[Start]

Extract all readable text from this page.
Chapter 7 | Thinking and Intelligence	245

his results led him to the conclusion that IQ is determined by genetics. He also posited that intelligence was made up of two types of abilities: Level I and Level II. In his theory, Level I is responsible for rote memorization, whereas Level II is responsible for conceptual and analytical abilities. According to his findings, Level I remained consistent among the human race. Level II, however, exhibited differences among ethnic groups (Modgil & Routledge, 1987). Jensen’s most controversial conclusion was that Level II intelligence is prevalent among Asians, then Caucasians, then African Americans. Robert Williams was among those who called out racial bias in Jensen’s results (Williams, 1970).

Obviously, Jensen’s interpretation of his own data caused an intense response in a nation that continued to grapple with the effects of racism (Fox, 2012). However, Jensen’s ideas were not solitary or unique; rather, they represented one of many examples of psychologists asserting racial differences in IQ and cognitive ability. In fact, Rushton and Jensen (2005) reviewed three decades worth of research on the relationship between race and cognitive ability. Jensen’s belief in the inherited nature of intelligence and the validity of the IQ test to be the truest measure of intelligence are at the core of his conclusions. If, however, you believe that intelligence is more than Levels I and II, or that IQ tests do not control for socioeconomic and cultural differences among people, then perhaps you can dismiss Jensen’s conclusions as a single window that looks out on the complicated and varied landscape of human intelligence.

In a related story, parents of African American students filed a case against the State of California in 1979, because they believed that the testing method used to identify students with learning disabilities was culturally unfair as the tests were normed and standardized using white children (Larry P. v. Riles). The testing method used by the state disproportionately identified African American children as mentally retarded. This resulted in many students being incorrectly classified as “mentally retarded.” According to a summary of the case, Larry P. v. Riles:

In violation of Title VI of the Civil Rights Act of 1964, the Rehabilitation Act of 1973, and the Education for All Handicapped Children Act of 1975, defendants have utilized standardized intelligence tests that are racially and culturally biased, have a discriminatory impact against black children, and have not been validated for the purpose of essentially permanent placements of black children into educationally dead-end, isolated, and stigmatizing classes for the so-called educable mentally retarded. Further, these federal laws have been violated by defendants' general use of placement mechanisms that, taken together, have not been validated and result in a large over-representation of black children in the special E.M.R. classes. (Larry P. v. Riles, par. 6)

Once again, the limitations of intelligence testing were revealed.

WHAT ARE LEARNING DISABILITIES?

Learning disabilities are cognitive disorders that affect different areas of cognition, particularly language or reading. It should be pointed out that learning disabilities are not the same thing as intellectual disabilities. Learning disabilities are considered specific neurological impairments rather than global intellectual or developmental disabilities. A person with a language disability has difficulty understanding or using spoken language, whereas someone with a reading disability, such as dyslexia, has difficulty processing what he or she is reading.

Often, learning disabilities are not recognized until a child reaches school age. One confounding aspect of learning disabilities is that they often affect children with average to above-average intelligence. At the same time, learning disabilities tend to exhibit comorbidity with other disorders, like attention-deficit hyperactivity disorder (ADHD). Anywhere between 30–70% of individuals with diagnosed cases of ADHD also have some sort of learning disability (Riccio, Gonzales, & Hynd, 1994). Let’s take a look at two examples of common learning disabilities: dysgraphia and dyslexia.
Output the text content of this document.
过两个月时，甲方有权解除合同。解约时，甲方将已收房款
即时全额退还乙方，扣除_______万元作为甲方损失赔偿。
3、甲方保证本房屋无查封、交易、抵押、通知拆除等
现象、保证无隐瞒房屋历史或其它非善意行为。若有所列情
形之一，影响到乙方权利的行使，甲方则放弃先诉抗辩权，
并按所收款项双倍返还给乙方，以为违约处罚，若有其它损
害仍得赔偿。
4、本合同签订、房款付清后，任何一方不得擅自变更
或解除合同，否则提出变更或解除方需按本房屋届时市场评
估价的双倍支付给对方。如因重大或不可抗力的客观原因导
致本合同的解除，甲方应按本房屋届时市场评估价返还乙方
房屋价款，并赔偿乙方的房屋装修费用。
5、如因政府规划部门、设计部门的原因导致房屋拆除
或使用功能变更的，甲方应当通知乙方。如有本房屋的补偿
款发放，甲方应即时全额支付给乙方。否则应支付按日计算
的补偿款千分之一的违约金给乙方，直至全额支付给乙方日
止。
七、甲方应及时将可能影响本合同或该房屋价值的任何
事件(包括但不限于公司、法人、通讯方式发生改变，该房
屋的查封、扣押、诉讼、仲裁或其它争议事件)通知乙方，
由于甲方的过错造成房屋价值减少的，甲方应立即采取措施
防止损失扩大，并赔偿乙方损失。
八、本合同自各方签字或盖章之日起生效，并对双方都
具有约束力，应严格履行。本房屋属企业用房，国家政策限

[End]

## Exercise description:
Repeat all of the records above exactly as they appear.

## Exercise result:
Extract all readable text from this page.
Chapter 7 | Thinking and Intelligence	245

his results led him to the conclusion that IQ is determined by genetics. He also posited that intelligence was made up of two types of abilities: Level I and Level II. In his theory, Level I is responsible for rote memorization, whereas Level II is responsible for conceptual and analytical abilities. According to his findings, Level I remained consistent among the human race. Level II, however, exhibited differences among ethnic groups (Modgil & Routledge, 1987). Jensen’s most controversial conclusion was that Level II intelligence is prevalent among Asians, then Caucasians, then African Americans. Robert Williams was among those who called out racial bias in Jensen’s results (Williams, 1970).

Obviously, Jensen’s interpretation of his own data caused an intense response in a nation that continued to grapple with the effects of racism (Fox, 2012). However, Jensen’s ideas were not solitary or unique; rather, they represented one of many examples of psychologists asserting racial differences in IQ and cognitive ability. In fact, Rushton and Jensen (2005) reviewed three decades worth of research on the relationship between race and cognitive ability. Jensen’s belief in the inherited nature of intelligence and the validity of the IQ test to be the truest measure of intelligence are at the core of his conclusions. If, however, you believe that intelligence is more than Levels I and II, or that IQ tests do not control for socioeconomic and cultural differences among people, then perhaps you can dismiss Jensen’s conclusions as a single window that looks out on the complicated and varied landscape of human intelligence.

In a related story, parents of African American students filed a case against the State of California in 1979, because they believed that the testing method used to identify students with learning disabilities was culturally unfair as the tests were normed and standardized using white children (Larry P. v. Riles). The testing method used by the state disproportionately identified African American children as mentally retarded. This resulted in many students being incorrectly classified as “mentally retarded.” According to a summary of the case, Larry P. v. Riles:

In violation of Title VI of the Civil Rights Act of 1964, the Rehabilitation Act of 1973, and the Education for All Handicapped Children Act of 1975, defendants have utilized standardized intelligence tests that are racially and culturally biased, have a discriminatory impact against black children, and have not been validated for the purpose of essentially permanent placements of black children into educationally dead-end, isolated, and stigmatizing classes for the so-called educable mentally retarded. Further, these federal laws have been violated by defendants' general use of placement mechanisms that, taken together, have not been validated and result in a large over-representation of black children in the special E.M.R. classes. (Larry P. v. Riles, par. 6)

Once again, the limitations of intelligence testing were revealed.

WHAT ARE LEARNING DISABILITIES?

Learning disabilities are cognitive disorders that affect different areas of cognition, particularly language or reading. It should be pointed out that learning disabilities are not the same thing as intellectual disabilities. Learning disabilities are considered specific neurological impairments rather than global intellectual or developmental disabilities. A person with a language disability has difficulty understanding or using spoken language, whereas someone with a reading disability, such as dyslexia, has difficulty processing what he or she is reading.

Often, learning disabilities are not recognized until a child reaches school age. One confounding aspect of learning disabilities is that they often affect children with average to above-average intelligence. At the same time, learning disabilities tend to exhibit comorbidity with other disorders, like attention-deficit hyperactivity disorder (ADHD). Anywhere between 30–70% of individuals with diagnosed cases of ADHD also have some sort of learning disability (Riccio, Gonzales, & Hynd, 1994). Let’s take a look at two examples of common learning disabilities: dysgraphia and dyslexia.
Output the text content of this document.
过两个月时，甲方有权解除合同。解约时，甲方将已收房款
即时全额退还乙方，扣除_______万元作为甲方损失赔偿。
3、甲方保证本房屋无查封、交易、抵押、通知拆除等
现象、保证无隐瞒房屋历史或其它非善意行为。若有所列情
形之一，影响到乙方权利的行使，甲方则放弃先诉抗辩权，
并按所收款项双倍返还给乙方，以为违约处罚，若有其它损
害仍得赔偿。
4、本合同签订、房款付清后，任何一方不得擅自变更
或解除合同，否则提出变更或解除方需按本房屋届时市场评
估价的双倍支付给对方。如因重大或不可抗力的客观原因导
致本合同的解除，甲方应按本房屋届时市场评估价返还乙方
房屋价款，并赔偿乙方的房屋装修费用。
5、如因政府规划部门、设计部门的原因导致房屋拆除
或使用功能变更的，甲方应当通知乙方。如有本房屋的补偿
款发放，甲方应即时全额支付给乙方。否则应支付按日计算
的补偿款千分之一的违约金给乙方，直至全额支付给乙方日
止。
七、甲方应及时将可能影响本合同或该房屋价值的任何
事件(包括但不限于公司、法人、通讯方式发生改变，该房
屋的查封、扣押、诉讼、仲裁或其它争议事件)通知乙方，
由于甲方的过错造成房屋价值减少的，甲方应立即采取措施
防止损失扩大，并赔偿乙方损失。
八、本合同自各方签字或盖章之日起生效，并对双方都
具有约束力，应严格履行。本房屋属企业用房，国家政策限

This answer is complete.